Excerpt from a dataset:
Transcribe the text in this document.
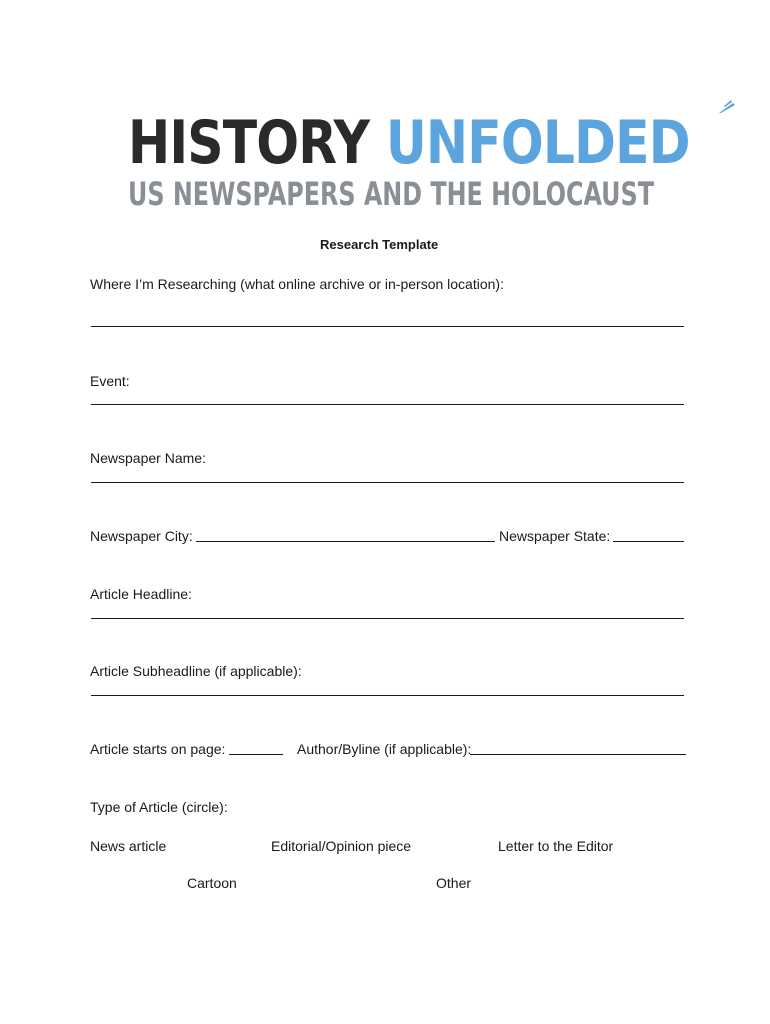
HISTORY UNFOLDED
US NEWSPAPERS AND THE HOLOCAUST
Research Template
Where I’m Researching (what online archive or in-person location):
Event:
Newspaper Name:
Newspaper City:	Newspaper State:
Article Headline:
Article Subheadline (if applicable):
Article starts on page:	Author/Byline (if applicable):
Type of Article (circle):
News article	Editorial/Opinion piece	Letter to the Editor
Cartoon	Other
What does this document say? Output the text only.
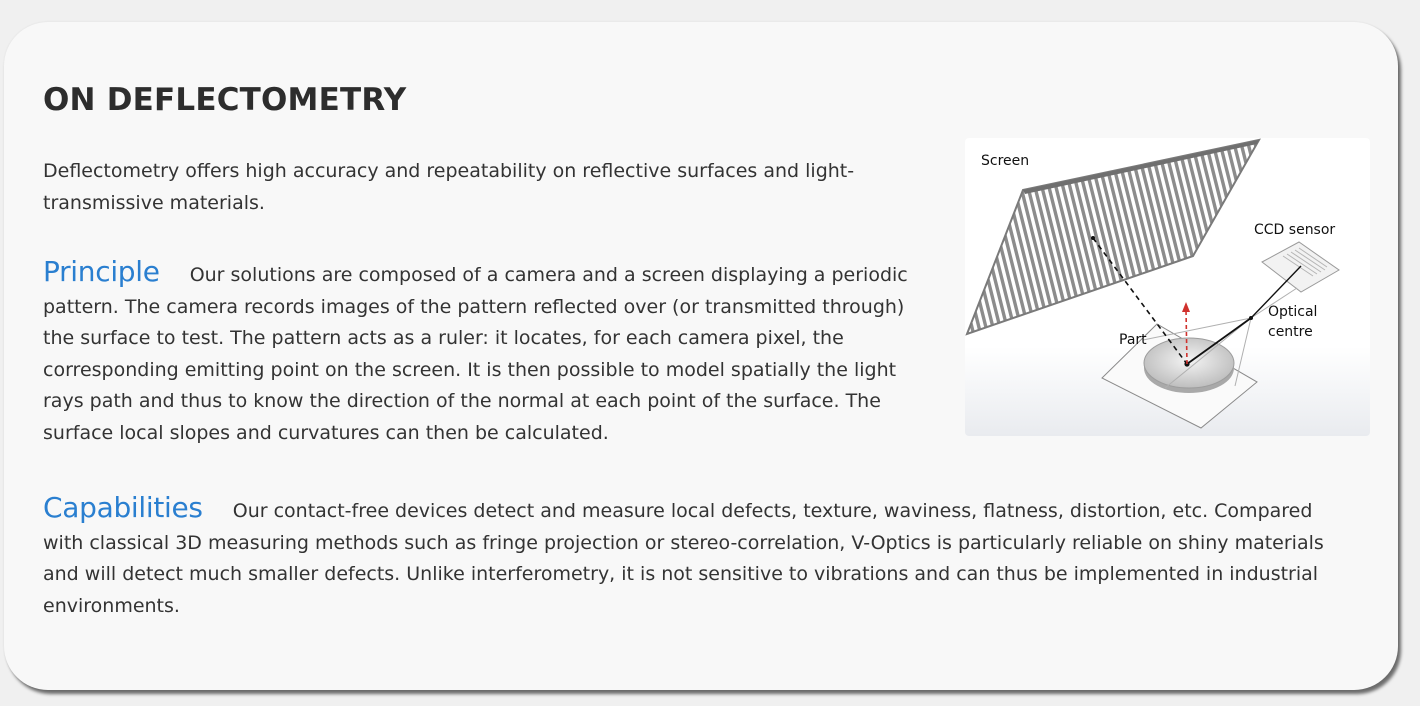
ON DEFLECTOMETRY

Deflectometry offers high accuracy and repeatability on reflective surfaces and light-transmissive materials.

Principle Our solutions are composed of a camera and a screen displaying a periodic pattern. The camera records images of the pattern reflected over (or transmitted through) the surface to test. The pattern acts as a ruler: it locates, for each camera pixel, the corresponding emitting point on the screen. It is then possible to model spatially the light rays path and thus to know the direction of the normal at each point of the surface. The surface local slopes and curvatures can then be calculated.

Capabilities Our contact-free devices detect and measure local defects, texture, waviness, flatness, distortion, etc. Compared with classical 3D measuring methods such as fringe projection or stereo-correlation, V-Optics is particularly reliable on shiny materials and will detect much smaller defects. Unlike interferometry, it is not sensitive to vibrations and can thus be implemented in industrial environments.

Screen
CCD sensor
Optical
centre
Part
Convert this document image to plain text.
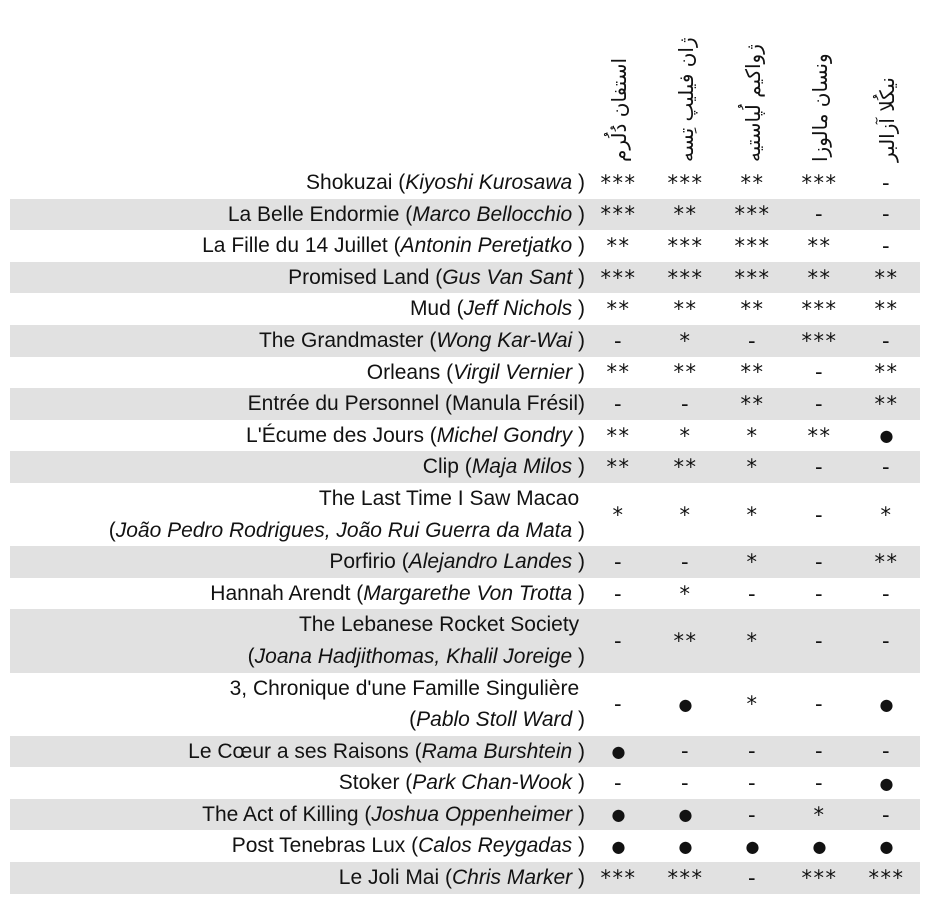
استفان دُلُرم ژان فیلیپ تِسه ژواکیم لُپاستیه ونسان مالوزا نیکُلا آزالبر
Shokuzai (Kiyoshi Kurosawa ) ***	***	**	***	-
La Belle Endormie (Marco Bellocchio ) ***	**	***	-	-
La Fille du 14 Juillet (Antonin Peretjatko )	**	***	***	**	-
Promised Land (Gus Van Sant ) ***	***	***	**	**
Mud (Jeff Nichols )	**	**	**	***	**
The Grandmaster (Wong Kar-Wai )	-	*	-	***	-
Orleans (Virgil Vernier )	**	**	**	-	**
Entrée du Personnel (Manula Frésil)	-	-	**	-	**
L'Écume des Jours (Michel Gondry )	**	*	*	**	●
Clip (Maja Milos )	**	**	*	-	-
The Last Time I Saw Macao
(João Pedro Rodrigues, João Rui Guerra da Mata )
*	*	*	-	*
Porfirio (Alejandro Landes )	-	-	*	-	**
Hannah Arendt (Margarethe Von Trotta )	-	*	-	-	-
The Lebanese Rocket Society
(Joana Hadjithomas, Khalil Joreige )
-	**	*	-	-
3, Chronique d'une Famille Singulière
(Pablo Stoll Ward )
-	●	*	-	●
Le Cœur a ses Raisons (Rama Burshtein )	●	-	-	-	-
Stoker (Park Chan-Wook )	-	-	-	-	●
The Act of Killing (Joshua Oppenheimer )	●	●	-	*	-
Post Tenebras Lux (Calos Reygadas )	●	●	●	●	●
Le Joli Mai (Chris Marker ) ***	***	-	***	***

§ **REQUEST**
Your copy of the data above should match it exactly, except that pictures are left out.

§ **THE RESPONSE**
Transcribe the text in this document.
HISTORY UNFOLDED
US NEWSPAPERS AND THE HOLOCAUST
Research Template
Where I’m Researching (what online archive or in-person location):
Event:
Newspaper Name:
Newspaper City:	Newspaper State:
Article Headline:
Article Subheadline (if applicable):
Article starts on page:	Author/Byline (if applicable):
Type of Article (circle):
News article	Editorial/Opinion piece	Letter to the Editor
Cartoon	Other
What does this document say? Output the text only.
ON DEFLECTOMETRY

Deflectometry offers high accuracy and repeatability on reflective surfaces and light-transmissive materials.

Principle Our solutions are composed of a camera and a screen displaying a periodic pattern. The camera records images of the pattern reflected over (or transmitted through) the surface to test. The pattern acts as a ruler: it locates, for each camera pixel, the corresponding emitting point on the screen. It is then possible to model spatially the light rays path and thus to know the direction of the normal at each point of the surface. The surface local slopes and curvatures can then be calculated.

Capabilities Our contact-free devices detect and measure local defects, texture, waviness, flatness, distortion, etc. Compared with classical 3D measuring methods such as fringe projection or stereo-correlation, V-Optics is particularly reliable on shiny materials and will detect much smaller defects. Unlike interferometry, it is not sensitive to vibrations and can thus be implemented in industrial environments.

Screen
CCD sensor
Optical
centre
Part
Convert this document image to plain text.
استفان دُلُرم ژان فیلیپ تِسه ژواکیم لُپاستیه ونسان مالوزا نیکُلا آزالبر
Shokuzai (Kiyoshi Kurosawa ) ***	***	**	***	-
La Belle Endormie (Marco Bellocchio ) ***	**	***	-	-
La Fille du 14 Juillet (Antonin Peretjatko )	**	***	***	**	-
Promised Land (Gus Van Sant ) ***	***	***	**	**
Mud (Jeff Nichols )	**	**	**	***	**
The Grandmaster (Wong Kar-Wai )	-	*	-	***	-
Orleans (Virgil Vernier )	**	**	**	-	**
Entrée du Personnel (Manula Frésil)	-	-	**	-	**
L'Écume des Jours (Michel Gondry )	**	*	*	**	●
Clip (Maja Milos )	**	**	*	-	-
The Last Time I Saw Macao
(João Pedro Rodrigues, João Rui Guerra da Mata )
*	*	*	-	*
Porfirio (Alejandro Landes )	-	-	*	-	**
Hannah Arendt (Margarethe Von Trotta )	-	*	-	-	-
The Lebanese Rocket Society
(Joana Hadjithomas, Khalil Joreige )
-	**	*	-	-
3, Chronique d'une Famille Singulière
(Pablo Stoll Ward )
-	●	*	-	●
Le Cœur a ses Raisons (Rama Burshtein )	●	-	-	-	-
Stoker (Park Chan-Wook )	-	-	-	-	●
The Act of Killing (Joshua Oppenheimer )	●	●	-	*	-
Post Tenebras Lux (Calos Reygadas )	●	●	●	●	●
Le Joli Mai (Chris Marker ) ***	***	-	***	***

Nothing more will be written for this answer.